> _DATA_:
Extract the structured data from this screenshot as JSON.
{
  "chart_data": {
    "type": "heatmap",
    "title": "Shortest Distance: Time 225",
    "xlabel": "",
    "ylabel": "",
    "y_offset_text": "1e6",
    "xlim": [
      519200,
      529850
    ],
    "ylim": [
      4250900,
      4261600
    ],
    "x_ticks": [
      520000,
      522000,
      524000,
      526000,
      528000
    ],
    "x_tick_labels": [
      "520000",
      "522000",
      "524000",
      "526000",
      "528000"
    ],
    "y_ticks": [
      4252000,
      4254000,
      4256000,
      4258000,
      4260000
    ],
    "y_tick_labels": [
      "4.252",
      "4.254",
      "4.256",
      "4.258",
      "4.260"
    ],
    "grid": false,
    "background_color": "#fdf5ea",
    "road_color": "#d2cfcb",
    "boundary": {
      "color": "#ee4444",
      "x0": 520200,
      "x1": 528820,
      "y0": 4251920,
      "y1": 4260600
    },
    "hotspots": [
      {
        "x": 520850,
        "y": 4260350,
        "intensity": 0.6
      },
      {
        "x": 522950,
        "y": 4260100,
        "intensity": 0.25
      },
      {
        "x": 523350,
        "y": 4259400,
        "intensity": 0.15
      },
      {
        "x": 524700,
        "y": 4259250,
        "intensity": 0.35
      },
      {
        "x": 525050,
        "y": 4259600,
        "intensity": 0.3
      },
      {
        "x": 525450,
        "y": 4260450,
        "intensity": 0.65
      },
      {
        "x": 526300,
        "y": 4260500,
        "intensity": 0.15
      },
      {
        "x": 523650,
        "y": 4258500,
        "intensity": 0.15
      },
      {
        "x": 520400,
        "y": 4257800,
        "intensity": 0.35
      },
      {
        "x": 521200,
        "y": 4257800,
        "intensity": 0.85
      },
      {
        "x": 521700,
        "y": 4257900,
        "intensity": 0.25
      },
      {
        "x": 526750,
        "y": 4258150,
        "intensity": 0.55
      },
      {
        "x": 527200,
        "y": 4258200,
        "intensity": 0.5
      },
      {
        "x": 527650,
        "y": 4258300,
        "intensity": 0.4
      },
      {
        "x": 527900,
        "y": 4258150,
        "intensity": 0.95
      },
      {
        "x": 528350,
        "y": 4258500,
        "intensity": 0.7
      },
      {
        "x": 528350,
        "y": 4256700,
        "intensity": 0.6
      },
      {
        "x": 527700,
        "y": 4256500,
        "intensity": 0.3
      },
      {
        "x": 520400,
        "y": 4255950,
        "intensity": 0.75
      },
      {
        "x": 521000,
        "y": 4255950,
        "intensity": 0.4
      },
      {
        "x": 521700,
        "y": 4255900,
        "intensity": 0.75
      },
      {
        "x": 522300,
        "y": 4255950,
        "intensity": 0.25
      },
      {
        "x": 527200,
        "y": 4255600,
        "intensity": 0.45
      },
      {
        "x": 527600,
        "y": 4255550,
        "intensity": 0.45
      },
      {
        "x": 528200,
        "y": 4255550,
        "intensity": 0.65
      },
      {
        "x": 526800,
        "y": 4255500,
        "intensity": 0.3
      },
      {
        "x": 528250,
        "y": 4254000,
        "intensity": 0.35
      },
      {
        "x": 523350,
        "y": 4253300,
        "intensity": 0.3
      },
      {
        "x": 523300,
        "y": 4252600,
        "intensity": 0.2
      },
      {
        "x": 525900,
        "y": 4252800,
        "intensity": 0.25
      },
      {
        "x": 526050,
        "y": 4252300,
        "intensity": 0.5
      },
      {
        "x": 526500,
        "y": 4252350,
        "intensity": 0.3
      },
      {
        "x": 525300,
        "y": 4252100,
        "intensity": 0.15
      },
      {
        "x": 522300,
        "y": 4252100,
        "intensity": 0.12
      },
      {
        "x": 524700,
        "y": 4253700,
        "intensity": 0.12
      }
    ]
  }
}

> _WHAT IS EXPECTED_: Set every line of the listing down word for word.

> _COMPLETE ANSWER_:
Extract the structured data from this screenshot as JSON.
{
  "chart_data": {
    "type": "heatmap",
    "title": "Shortest Distance: Time 225",
    "xlabel": "",
    "ylabel": "",
    "y_offset_text": "1e6",
    "xlim": [
      519200,
      529850
    ],
    "ylim": [
      4250900,
      4261600
    ],
    "x_ticks": [
      520000,
      522000,
      524000,
      526000,
      528000
    ],
    "x_tick_labels": [
      "520000",
      "522000",
      "524000",
      "526000",
      "528000"
    ],
    "y_ticks": [
      4252000,
      4254000,
      4256000,
      4258000,
      4260000
    ],
    "y_tick_labels": [
      "4.252",
      "4.254",
      "4.256",
      "4.258",
      "4.260"
    ],
    "grid": false,
    "background_color": "#fdf5ea",
    "road_color": "#d2cfcb",
    "boundary": {
      "color": "#ee4444",
      "x0": 520200,
      "x1": 528820,
      "y0": 4251920,
      "y1": 4260600
    },
    "hotspots": [
      {
        "x": 520850,
        "y": 4260350,
        "intensity": 0.6
      },
      {
        "x": 522950,
        "y": 4260100,
        "intensity": 0.25
      },
      {
        "x": 523350,
        "y": 4259400,
        "intensity": 0.15
      },
      {
        "x": 524700,
        "y": 4259250,
        "intensity": 0.35
      },
      {
        "x": 525050,
        "y": 4259600,
        "intensity": 0.3
      },
      {
        "x": 525450,
        "y": 4260450,
        "intensity": 0.65
      },
      {
        "x": 526300,
        "y": 4260500,
        "intensity": 0.15
      },
      {
        "x": 523650,
        "y": 4258500,
        "intensity": 0.15
      },
      {
        "x": 520400,
        "y": 4257800,
        "intensity": 0.35
      },
      {
        "x": 521200,
        "y": 4257800,
        "intensity": 0.85
      },
      {
        "x": 521700,
        "y": 4257900,
        "intensity": 0.25
      },
      {
        "x": 526750,
        "y": 4258150,
        "intensity": 0.55
      },
      {
        "x": 527200,
        "y": 4258200,
        "intensity": 0.5
      },
      {
        "x": 527650,
        "y": 4258300,
        "intensity": 0.4
      },
      {
        "x": 527900,
        "y": 4258150,
        "intensity": 0.95
      },
      {
        "x": 528350,
        "y": 4258500,
        "intensity": 0.7
      },
      {
        "x": 528350,
        "y": 4256700,
        "intensity": 0.6
      },
      {
        "x": 527700,
        "y": 4256500,
        "intensity": 0.3
      },
      {
        "x": 520400,
        "y": 4255950,
        "intensity": 0.75
      },
      {
        "x": 521000,
        "y": 4255950,
        "intensity": 0.4
      },
      {
        "x": 521700,
        "y": 4255900,
        "intensity": 0.75
      },
      {
        "x": 522300,
        "y": 4255950,
        "intensity": 0.25
      },
      {
        "x": 527200,
        "y": 4255600,
        "intensity": 0.45
      },
      {
        "x": 527600,
        "y": 4255550,
        "intensity": 0.45
      },
      {
        "x": 528200,
        "y": 4255550,
        "intensity": 0.65
      },
      {
        "x": 526800,
        "y": 4255500,
        "intensity": 0.3
      },
      {
        "x": 528250,
        "y": 4254000,
        "intensity": 0.35
      },
      {
        "x": 523350,
        "y": 4253300,
        "intensity": 0.3
      },
      {
        "x": 523300,
        "y": 4252600,
        "intensity": 0.2
      },
      {
        "x": 525900,
        "y": 4252800,
        "intensity": 0.25
      },
      {
        "x": 526050,
        "y": 4252300,
        "intensity": 0.5
      },
      {
        "x": 526500,
        "y": 4252350,
        "intensity": 0.3
      },
      {
        "x": 525300,
        "y": 4252100,
        "intensity": 0.15
      },
      {
        "x": 522300,
        "y": 4252100,
        "intensity": 0.12
      },
      {
        "x": 524700,
        "y": 4253700,
        "intensity": 0.12
      }
    ]
  }
}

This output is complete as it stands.